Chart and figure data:
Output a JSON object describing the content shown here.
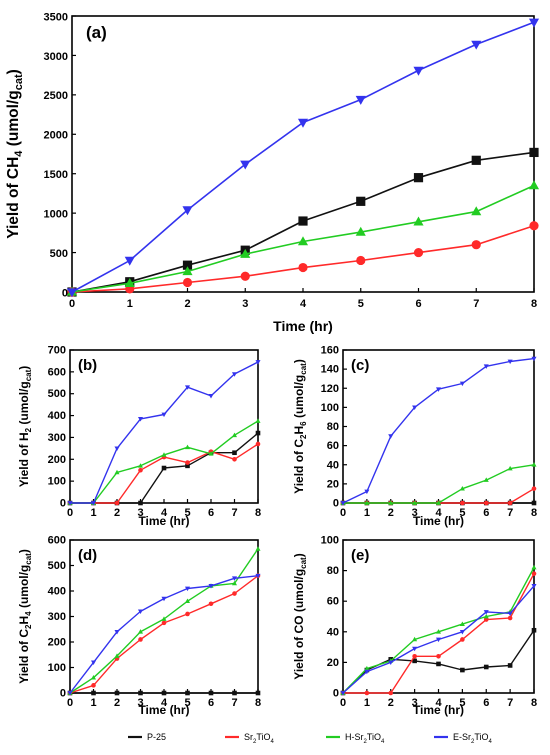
{
  "series_styles": [
    {
      "name": "P-25",
      "color": "#111111",
      "marker": "square"
    },
    {
      "name": "Sr2TiO4",
      "color": "#ff2a2a",
      "marker": "circle"
    },
    {
      "name": "H-Sr2TiO4",
      "color": "#22cc22",
      "marker": "triangle-up"
    },
    {
      "name": "E-Sr2TiO4",
      "color": "#3333ee",
      "marker": "triangle-down"
    }
  ],
  "legend": {
    "placement": "bottom",
    "items": [
      {
        "parts": [
          {
            "t": "P-25"
          }
        ]
      },
      {
        "parts": [
          {
            "t": "Sr"
          },
          {
            "t": "2",
            "sub": true
          },
          {
            "t": "TiO"
          },
          {
            "t": "4",
            "sub": true
          }
        ]
      },
      {
        "parts": [
          {
            "t": "H-Sr"
          },
          {
            "t": "2",
            "sub": true
          },
          {
            "t": "TiO"
          },
          {
            "t": "4",
            "sub": true
          }
        ]
      },
      {
        "parts": [
          {
            "t": "E-Sr"
          },
          {
            "t": "2",
            "sub": true
          },
          {
            "t": "TiO"
          },
          {
            "t": "4",
            "sub": true
          }
        ]
      }
    ]
  },
  "chart_data": [
    {
      "type": "line",
      "panel": "(a)",
      "xlabel": "Time (hr)",
      "ylabel_parts": [
        {
          "t": "Yield of CH"
        },
        {
          "t": "4",
          "sub": true
        },
        {
          "t": " (umol/g"
        },
        {
          "t": "cat",
          "sub": true
        },
        {
          "t": ")"
        }
      ],
      "x": [
        0,
        1,
        2,
        3,
        4,
        5,
        6,
        7,
        8
      ],
      "xlim": [
        0,
        8
      ],
      "xticks": [
        0,
        1,
        2,
        3,
        4,
        5,
        6,
        7,
        8
      ],
      "ylim": [
        0,
        3500
      ],
      "yticks": [
        0,
        500,
        1000,
        1500,
        2000,
        2500,
        3000,
        3500
      ],
      "grid": false,
      "series": [
        {
          "name": "P-25",
          "values": [
            0,
            130,
            340,
            530,
            900,
            1150,
            1450,
            1670,
            1770
          ]
        },
        {
          "name": "Sr2TiO4",
          "values": [
            0,
            40,
            120,
            200,
            310,
            400,
            500,
            600,
            840
          ]
        },
        {
          "name": "H-Sr2TiO4",
          "values": [
            0,
            110,
            260,
            480,
            640,
            760,
            890,
            1020,
            1350
          ]
        },
        {
          "name": "E-Sr2TiO4",
          "values": [
            0,
            400,
            1040,
            1620,
            2150,
            2440,
            2810,
            3140,
            3420
          ]
        }
      ]
    },
    {
      "type": "line",
      "panel": "(b)",
      "xlabel": "Time (hr)",
      "ylabel_parts": [
        {
          "t": "Yield of H"
        },
        {
          "t": "2",
          "sub": true
        },
        {
          "t": " (umol/g"
        },
        {
          "t": "cat",
          "sub": true
        },
        {
          "t": ")"
        }
      ],
      "x": [
        0,
        1,
        2,
        3,
        4,
        5,
        6,
        7,
        8
      ],
      "xlim": [
        0,
        8
      ],
      "xticks": [
        0,
        1,
        2,
        3,
        4,
        5,
        6,
        7,
        8
      ],
      "ylim": [
        0,
        700
      ],
      "yticks": [
        0,
        100,
        200,
        300,
        400,
        500,
        600,
        700
      ],
      "grid": false,
      "series": [
        {
          "name": "P-25",
          "values": [
            0,
            0,
            0,
            0,
            160,
            170,
            230,
            230,
            320
          ]
        },
        {
          "name": "Sr2TiO4",
          "values": [
            0,
            0,
            0,
            150,
            210,
            185,
            235,
            200,
            270
          ]
        },
        {
          "name": "H-Sr2TiO4",
          "values": [
            0,
            0,
            140,
            170,
            220,
            255,
            225,
            310,
            375
          ]
        },
        {
          "name": "E-Sr2TiO4",
          "values": [
            0,
            0,
            250,
            385,
            405,
            530,
            490,
            590,
            645
          ]
        }
      ]
    },
    {
      "type": "line",
      "panel": "(c)",
      "xlabel": "Time (hr)",
      "ylabel_parts": [
        {
          "t": "Yield of C"
        },
        {
          "t": "2",
          "sub": true
        },
        {
          "t": "H"
        },
        {
          "t": "6",
          "sub": true
        },
        {
          "t": " (umol/g"
        },
        {
          "t": "cat",
          "sub": true
        },
        {
          "t": ")"
        }
      ],
      "x": [
        0,
        1,
        2,
        3,
        4,
        5,
        6,
        7,
        8
      ],
      "xlim": [
        0,
        8
      ],
      "xticks": [
        0,
        1,
        2,
        3,
        4,
        5,
        6,
        7,
        8
      ],
      "ylim": [
        0,
        160
      ],
      "yticks": [
        0,
        20,
        40,
        60,
        80,
        100,
        120,
        140,
        160
      ],
      "grid": false,
      "series": [
        {
          "name": "P-25",
          "values": [
            0,
            0,
            0,
            0,
            0,
            0,
            0,
            0,
            0
          ]
        },
        {
          "name": "Sr2TiO4",
          "values": [
            0,
            0,
            0,
            0,
            0,
            0,
            0,
            0,
            15
          ]
        },
        {
          "name": "H-Sr2TiO4",
          "values": [
            0,
            0,
            0,
            0,
            0,
            15,
            24,
            36,
            40
          ]
        },
        {
          "name": "E-Sr2TiO4",
          "values": [
            0,
            12,
            70,
            100,
            119,
            125,
            143,
            148,
            151
          ]
        }
      ]
    },
    {
      "type": "line",
      "panel": "(d)",
      "xlabel": "Time (hr)",
      "ylabel_parts": [
        {
          "t": "Yield of C"
        },
        {
          "t": "2",
          "sub": true
        },
        {
          "t": "H"
        },
        {
          "t": "4",
          "sub": true
        },
        {
          "t": " (umol/g"
        },
        {
          "t": "cat",
          "sub": true
        },
        {
          "t": ")"
        }
      ],
      "x": [
        0,
        1,
        2,
        3,
        4,
        5,
        6,
        7,
        8
      ],
      "xlim": [
        0,
        8
      ],
      "xticks": [
        0,
        1,
        2,
        3,
        4,
        5,
        6,
        7,
        8
      ],
      "ylim": [
        0,
        600
      ],
      "yticks": [
        0,
        100,
        200,
        300,
        400,
        500,
        600
      ],
      "grid": false,
      "series": [
        {
          "name": "P-25",
          "values": [
            0,
            0,
            0,
            0,
            0,
            0,
            0,
            0,
            0
          ]
        },
        {
          "name": "Sr2TiO4",
          "values": [
            0,
            30,
            135,
            210,
            275,
            310,
            350,
            390,
            460
          ]
        },
        {
          "name": "H-Sr2TiO4",
          "values": [
            0,
            60,
            145,
            240,
            290,
            360,
            420,
            430,
            565
          ]
        },
        {
          "name": "E-Sr2TiO4",
          "values": [
            0,
            120,
            240,
            320,
            370,
            410,
            420,
            450,
            460
          ]
        }
      ]
    },
    {
      "type": "line",
      "panel": "(e)",
      "xlabel": "Time (hr)",
      "ylabel_parts": [
        {
          "t": "Yield of CO (umol/g"
        },
        {
          "t": "cat",
          "sub": true
        },
        {
          "t": ")"
        }
      ],
      "x": [
        0,
        1,
        2,
        3,
        4,
        5,
        6,
        7,
        8
      ],
      "xlim": [
        0,
        8
      ],
      "xticks": [
        0,
        1,
        2,
        3,
        4,
        5,
        6,
        7,
        8
      ],
      "ylim": [
        0,
        100
      ],
      "yticks": [
        0,
        20,
        40,
        60,
        80,
        100
      ],
      "grid": false,
      "series": [
        {
          "name": "P-25",
          "values": [
            0,
            15,
            22,
            21,
            19,
            15,
            17,
            18,
            41
          ]
        },
        {
          "name": "Sr2TiO4",
          "values": [
            0,
            0,
            0,
            24,
            24,
            35,
            48,
            49,
            78
          ]
        },
        {
          "name": "H-Sr2TiO4",
          "values": [
            0,
            16,
            21,
            35,
            40,
            45,
            50,
            53,
            82
          ]
        },
        {
          "name": "E-Sr2TiO4",
          "values": [
            0,
            14,
            20,
            29,
            35,
            40,
            53,
            52,
            70
          ]
        }
      ]
    }
  ]
}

Problem requirements:
Search the preceding listing for the word "color" and pull out every line that holds it.

Complete response:
      "color": "#111111",
      "color": "#ff2a2a",
      "color": "#22cc22",
      "color": "#3333ee",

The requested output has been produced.